======== Information shown

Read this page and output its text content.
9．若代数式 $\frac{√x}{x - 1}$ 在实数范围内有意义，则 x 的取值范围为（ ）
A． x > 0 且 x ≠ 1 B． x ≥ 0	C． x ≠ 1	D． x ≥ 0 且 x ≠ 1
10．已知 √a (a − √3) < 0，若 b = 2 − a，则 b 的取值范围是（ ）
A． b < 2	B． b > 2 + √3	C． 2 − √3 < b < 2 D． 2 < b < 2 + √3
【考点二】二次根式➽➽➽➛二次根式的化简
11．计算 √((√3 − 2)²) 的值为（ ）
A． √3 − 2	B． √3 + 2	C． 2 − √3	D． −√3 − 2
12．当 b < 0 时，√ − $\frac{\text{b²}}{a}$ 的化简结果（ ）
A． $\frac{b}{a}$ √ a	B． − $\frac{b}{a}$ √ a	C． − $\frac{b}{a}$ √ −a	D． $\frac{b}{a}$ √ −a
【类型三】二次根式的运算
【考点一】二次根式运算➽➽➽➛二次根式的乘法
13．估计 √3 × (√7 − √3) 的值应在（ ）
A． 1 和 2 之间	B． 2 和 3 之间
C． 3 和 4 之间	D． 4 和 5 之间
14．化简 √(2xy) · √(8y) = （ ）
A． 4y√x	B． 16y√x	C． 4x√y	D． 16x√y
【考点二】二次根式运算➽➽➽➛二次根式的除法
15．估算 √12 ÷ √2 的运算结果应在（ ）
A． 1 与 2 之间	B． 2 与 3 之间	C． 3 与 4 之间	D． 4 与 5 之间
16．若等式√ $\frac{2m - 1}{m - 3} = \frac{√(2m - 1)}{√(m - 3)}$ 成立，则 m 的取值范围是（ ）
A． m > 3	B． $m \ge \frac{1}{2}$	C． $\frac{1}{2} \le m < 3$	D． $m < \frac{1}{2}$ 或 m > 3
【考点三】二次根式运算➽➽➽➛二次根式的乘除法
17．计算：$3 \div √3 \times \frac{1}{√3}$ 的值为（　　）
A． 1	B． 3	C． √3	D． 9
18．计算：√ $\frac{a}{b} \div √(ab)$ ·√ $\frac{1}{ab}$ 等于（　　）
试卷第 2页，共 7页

================

**Prompt:** Pull out each record as written and restate it exactly.

**Solution for this exercise:**
Read this page and output its text content.
9．若代数式 $\frac{√x}{x - 1}$ 在实数范围内有意义，则 x 的取值范围为（ ）
A． x > 0 且 x ≠ 1 B． x ≥ 0	C． x ≠ 1	D． x ≥ 0 且 x ≠ 1
10．已知 √a (a − √3) < 0，若 b = 2 − a，则 b 的取值范围是（ ）
A． b < 2	B． b > 2 + √3	C． 2 − √3 < b < 2 D． 2 < b < 2 + √3
【考点二】二次根式➽➽➽➛二次根式的化简
11．计算 √((√3 − 2)²) 的值为（ ）
A． √3 − 2	B． √3 + 2	C． 2 − √3	D． −√3 − 2
12．当 b < 0 时，√ − $\frac{\text{b²}}{a}$ 的化简结果（ ）
A． $\frac{b}{a}$ √ a	B． − $\frac{b}{a}$ √ a	C． − $\frac{b}{a}$ √ −a	D． $\frac{b}{a}$ √ −a
【类型三】二次根式的运算
【考点一】二次根式运算➽➽➽➛二次根式的乘法
13．估计 √3 × (√7 − √3) 的值应在（ ）
A． 1 和 2 之间	B． 2 和 3 之间
C． 3 和 4 之间	D． 4 和 5 之间
14．化简 √(2xy) · √(8y) = （ ）
A． 4y√x	B． 16y√x	C． 4x√y	D． 16x√y
【考点二】二次根式运算➽➽➽➛二次根式的除法
15．估算 √12 ÷ √2 的运算结果应在（ ）
A． 1 与 2 之间	B． 2 与 3 之间	C． 3 与 4 之间	D． 4 与 5 之间
16．若等式√ $\frac{2m - 1}{m - 3} = \frac{√(2m - 1)}{√(m - 3)}$ 成立，则 m 的取值范围是（ ）
A． m > 3	B． $m \ge \frac{1}{2}$	C． $\frac{1}{2} \le m < 3$	D． $m < \frac{1}{2}$ 或 m > 3
【考点三】二次根式运算➽➽➽➛二次根式的乘除法
17．计算：$3 \div √3 \times \frac{1}{√3}$ 的值为（　　）
A． 1	B． 3	C． √3	D． 9
18．计算：√ $\frac{a}{b} \div √(ab)$ ·√ $\frac{1}{ab}$ 等于（　　）
试卷第 2页，共 7页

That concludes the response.